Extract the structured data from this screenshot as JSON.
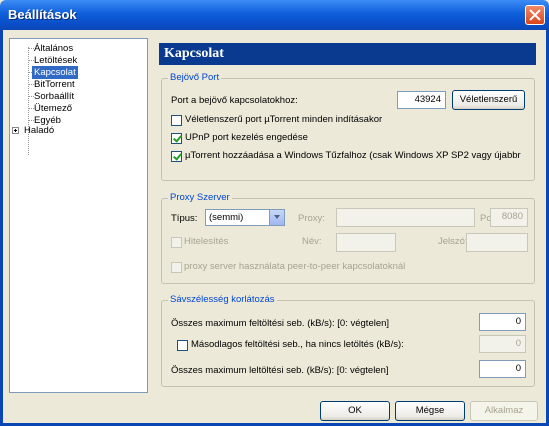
{
  "window": {
    "title": "Beállítások"
  },
  "sidebar": {
    "items": [
      {
        "label": "Általános"
      },
      {
        "label": "Letöltések"
      },
      {
        "label": "Kapcsolat"
      },
      {
        "label": "BitTorrent"
      },
      {
        "label": "Sorbaállít"
      },
      {
        "label": "Ütemező"
      },
      {
        "label": "Egyéb"
      },
      {
        "label": "Haladó"
      }
    ],
    "selected": "Kapcsolat"
  },
  "page": {
    "title": "Kapcsolat"
  },
  "incoming": {
    "title": "Bejövő Port",
    "port_label": "Port a bejövő kapcsolatokhoz:",
    "port_value": "43924",
    "random_button": "Véletlenszerű",
    "random_each_start": "Véletlenszerű port µTorrent minden indításakor",
    "upnp": "UPnP port kezelés engedése",
    "firewall": "µTorrent hozzáadása a Windows Tűzfalhoz (csak Windows XP SP2 vagy újabbr"
  },
  "proxy": {
    "title": "Proxy Szerver",
    "type_label": "Típus:",
    "type_value": "(semmi)",
    "proxy_label": "Proxy:",
    "port_label": "Port:",
    "port_value": "8080",
    "auth_label": "Hitelesítés",
    "user_label": "Név:",
    "pass_label": "Jelszó:",
    "p2p_label": "proxy server használata peer-to-peer kapcsolatoknál"
  },
  "bandwidth": {
    "title": "Sávszélesség korlátozás",
    "max_upload_label": "Összes maximum feltöltési seb. (kB/s): [0: végtelen]",
    "max_upload_value": "0",
    "alt_upload_label": "Másodlagos feltöltési seb., ha nincs letöltés (kB/s):",
    "alt_upload_value": "0",
    "max_download_label": "Összes maximum leltöltési seb. (kB/s): [0: végtelen]",
    "max_download_value": "0"
  },
  "footer": {
    "ok": "OK",
    "cancel": "Mégse",
    "apply": "Alkalmaz"
  }
}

== TASK OBJECTIVE ==
Omit the pictures and output all of the other material exactly.

== FINAL ANSWER ==
Extract the structured data from this screenshot as JSON.
{
  "window": {
    "title": "Beállítások"
  },
  "sidebar": {
    "items": [
      {
        "label": "Általános"
      },
      {
        "label": "Letöltések"
      },
      {
        "label": "Kapcsolat"
      },
      {
        "label": "BitTorrent"
      },
      {
        "label": "Sorbaállít"
      },
      {
        "label": "Ütemező"
      },
      {
        "label": "Egyéb"
      },
      {
        "label": "Haladó"
      }
    ],
    "selected": "Kapcsolat"
  },
  "page": {
    "title": "Kapcsolat"
  },
  "incoming": {
    "title": "Bejövő Port",
    "port_label": "Port a bejövő kapcsolatokhoz:",
    "port_value": "43924",
    "random_button": "Véletlenszerű",
    "random_each_start": "Véletlenszerű port µTorrent minden indításakor",
    "upnp": "UPnP port kezelés engedése",
    "firewall": "µTorrent hozzáadása a Windows Tűzfalhoz (csak Windows XP SP2 vagy újabbr"
  },
  "proxy": {
    "title": "Proxy Szerver",
    "type_label": "Típus:",
    "type_value": "(semmi)",
    "proxy_label": "Proxy:",
    "port_label": "Port:",
    "port_value": "8080",
    "auth_label": "Hitelesítés",
    "user_label": "Név:",
    "pass_label": "Jelszó:",
    "p2p_label": "proxy server használata peer-to-peer kapcsolatoknál"
  },
  "bandwidth": {
    "title": "Sávszélesség korlátozás",
    "max_upload_label": "Összes maximum feltöltési seb. (kB/s): [0: végtelen]",
    "max_upload_value": "0",
    "alt_upload_label": "Másodlagos feltöltési seb., ha nincs letöltés (kB/s):",
    "alt_upload_value": "0",
    "max_download_label": "Összes maximum leltöltési seb. (kB/s): [0: végtelen]",
    "max_download_value": "0"
  },
  "footer": {
    "ok": "OK",
    "cancel": "Mégse",
    "apply": "Alkalmaz"
  }
}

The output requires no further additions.